[Stored items from a collection]

========================

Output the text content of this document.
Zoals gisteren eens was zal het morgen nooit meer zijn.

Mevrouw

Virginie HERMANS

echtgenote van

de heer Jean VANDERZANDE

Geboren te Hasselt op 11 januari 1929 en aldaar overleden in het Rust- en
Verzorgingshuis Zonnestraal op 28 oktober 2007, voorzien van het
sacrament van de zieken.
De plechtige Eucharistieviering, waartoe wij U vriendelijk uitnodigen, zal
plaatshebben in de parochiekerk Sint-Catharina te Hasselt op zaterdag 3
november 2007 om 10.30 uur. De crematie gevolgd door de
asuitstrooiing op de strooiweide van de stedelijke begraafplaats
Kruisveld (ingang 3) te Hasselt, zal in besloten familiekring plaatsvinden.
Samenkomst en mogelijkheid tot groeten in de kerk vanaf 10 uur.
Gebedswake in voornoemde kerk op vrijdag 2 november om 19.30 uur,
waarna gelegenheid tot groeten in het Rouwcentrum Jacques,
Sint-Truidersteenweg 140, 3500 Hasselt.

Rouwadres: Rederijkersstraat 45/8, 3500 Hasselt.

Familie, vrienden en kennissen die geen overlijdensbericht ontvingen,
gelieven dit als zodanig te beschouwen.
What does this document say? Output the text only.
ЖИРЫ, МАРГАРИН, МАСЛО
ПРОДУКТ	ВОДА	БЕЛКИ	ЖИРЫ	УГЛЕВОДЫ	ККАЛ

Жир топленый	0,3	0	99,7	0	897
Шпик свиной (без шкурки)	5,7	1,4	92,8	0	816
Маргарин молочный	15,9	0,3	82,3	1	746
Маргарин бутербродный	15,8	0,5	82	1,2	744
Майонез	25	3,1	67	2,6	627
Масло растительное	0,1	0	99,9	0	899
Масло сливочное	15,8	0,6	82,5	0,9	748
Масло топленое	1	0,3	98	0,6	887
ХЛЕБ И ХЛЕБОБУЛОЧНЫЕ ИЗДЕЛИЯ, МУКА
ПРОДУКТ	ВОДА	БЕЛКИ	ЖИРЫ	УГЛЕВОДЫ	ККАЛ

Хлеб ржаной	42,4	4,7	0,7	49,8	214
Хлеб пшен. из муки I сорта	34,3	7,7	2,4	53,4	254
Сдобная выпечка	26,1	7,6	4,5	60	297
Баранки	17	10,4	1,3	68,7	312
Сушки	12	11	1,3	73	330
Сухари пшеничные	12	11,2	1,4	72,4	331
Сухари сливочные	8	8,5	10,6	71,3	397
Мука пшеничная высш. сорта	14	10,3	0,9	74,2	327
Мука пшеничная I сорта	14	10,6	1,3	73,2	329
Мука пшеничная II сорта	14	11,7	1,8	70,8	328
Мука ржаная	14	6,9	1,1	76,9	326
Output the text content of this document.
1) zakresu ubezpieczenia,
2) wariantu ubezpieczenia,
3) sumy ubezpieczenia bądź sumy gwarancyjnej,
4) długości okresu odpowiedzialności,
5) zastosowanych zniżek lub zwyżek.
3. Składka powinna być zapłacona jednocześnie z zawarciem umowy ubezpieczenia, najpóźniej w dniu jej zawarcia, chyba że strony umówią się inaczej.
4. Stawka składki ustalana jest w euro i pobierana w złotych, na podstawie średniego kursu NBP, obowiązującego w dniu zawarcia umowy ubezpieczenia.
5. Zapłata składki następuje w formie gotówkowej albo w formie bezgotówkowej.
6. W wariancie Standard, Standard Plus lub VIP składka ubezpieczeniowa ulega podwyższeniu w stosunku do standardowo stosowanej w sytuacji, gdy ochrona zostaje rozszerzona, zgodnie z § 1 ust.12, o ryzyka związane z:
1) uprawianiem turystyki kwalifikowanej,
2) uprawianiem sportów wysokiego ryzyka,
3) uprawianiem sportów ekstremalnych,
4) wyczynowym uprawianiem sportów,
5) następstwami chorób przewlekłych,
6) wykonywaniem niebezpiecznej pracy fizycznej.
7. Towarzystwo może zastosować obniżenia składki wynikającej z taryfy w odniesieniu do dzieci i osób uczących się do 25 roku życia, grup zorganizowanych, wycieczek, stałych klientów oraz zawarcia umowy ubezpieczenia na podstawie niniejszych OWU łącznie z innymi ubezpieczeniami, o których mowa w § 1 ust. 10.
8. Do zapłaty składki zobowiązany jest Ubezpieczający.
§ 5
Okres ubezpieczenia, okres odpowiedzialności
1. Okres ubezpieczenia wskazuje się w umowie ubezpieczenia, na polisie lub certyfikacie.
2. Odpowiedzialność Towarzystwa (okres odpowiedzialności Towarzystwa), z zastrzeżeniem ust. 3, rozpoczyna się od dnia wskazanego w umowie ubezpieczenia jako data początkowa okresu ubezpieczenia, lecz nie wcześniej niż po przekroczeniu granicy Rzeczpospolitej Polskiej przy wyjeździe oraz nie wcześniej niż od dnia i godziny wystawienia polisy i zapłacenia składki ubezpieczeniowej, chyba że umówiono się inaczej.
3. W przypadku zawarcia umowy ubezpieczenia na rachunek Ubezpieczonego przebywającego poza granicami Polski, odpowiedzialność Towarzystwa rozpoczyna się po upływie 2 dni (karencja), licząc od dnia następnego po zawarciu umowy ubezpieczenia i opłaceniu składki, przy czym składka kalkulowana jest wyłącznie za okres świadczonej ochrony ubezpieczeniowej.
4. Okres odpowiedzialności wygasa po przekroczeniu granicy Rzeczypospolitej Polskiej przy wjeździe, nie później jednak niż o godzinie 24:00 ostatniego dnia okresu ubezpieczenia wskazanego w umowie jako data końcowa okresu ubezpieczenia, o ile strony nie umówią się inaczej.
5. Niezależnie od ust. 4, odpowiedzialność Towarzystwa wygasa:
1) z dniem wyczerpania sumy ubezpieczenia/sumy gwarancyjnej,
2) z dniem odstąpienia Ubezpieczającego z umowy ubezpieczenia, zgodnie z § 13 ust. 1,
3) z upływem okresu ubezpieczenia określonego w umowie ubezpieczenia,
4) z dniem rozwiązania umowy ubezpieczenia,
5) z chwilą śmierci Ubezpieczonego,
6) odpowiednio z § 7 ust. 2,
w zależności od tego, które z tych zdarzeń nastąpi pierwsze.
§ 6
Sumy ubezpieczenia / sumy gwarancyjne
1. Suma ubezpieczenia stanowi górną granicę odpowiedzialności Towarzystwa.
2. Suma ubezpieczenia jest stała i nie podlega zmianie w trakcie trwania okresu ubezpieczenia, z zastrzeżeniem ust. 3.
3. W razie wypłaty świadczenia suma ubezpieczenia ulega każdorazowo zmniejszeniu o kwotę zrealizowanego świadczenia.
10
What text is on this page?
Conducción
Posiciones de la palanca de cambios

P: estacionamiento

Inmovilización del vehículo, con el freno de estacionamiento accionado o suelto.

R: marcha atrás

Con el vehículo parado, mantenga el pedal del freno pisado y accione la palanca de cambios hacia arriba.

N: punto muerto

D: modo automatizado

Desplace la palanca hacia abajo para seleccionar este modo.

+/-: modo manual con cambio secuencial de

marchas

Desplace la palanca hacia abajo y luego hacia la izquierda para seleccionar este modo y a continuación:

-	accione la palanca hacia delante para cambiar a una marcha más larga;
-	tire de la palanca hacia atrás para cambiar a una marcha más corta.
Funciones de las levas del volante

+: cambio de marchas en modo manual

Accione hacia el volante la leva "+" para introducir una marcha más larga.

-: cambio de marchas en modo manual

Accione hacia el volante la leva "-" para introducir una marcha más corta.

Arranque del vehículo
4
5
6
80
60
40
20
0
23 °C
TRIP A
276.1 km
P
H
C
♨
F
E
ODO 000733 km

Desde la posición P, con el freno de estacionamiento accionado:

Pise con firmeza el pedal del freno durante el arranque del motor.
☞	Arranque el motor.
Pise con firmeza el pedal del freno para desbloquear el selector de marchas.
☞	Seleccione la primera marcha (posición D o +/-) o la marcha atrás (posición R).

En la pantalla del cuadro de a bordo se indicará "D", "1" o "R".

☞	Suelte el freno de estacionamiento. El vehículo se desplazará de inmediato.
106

========================

● What to produce
Scan the material above for the string "uprawianiem" and report each line where you find it.

● Answer to the task
1) uprawianiem turystyki kwalifikowanej,
2) uprawianiem sportów wysokiego ryzyka,
3) uprawianiem sportów ekstremalnych,
4) wyczynowym uprawianiem sportów,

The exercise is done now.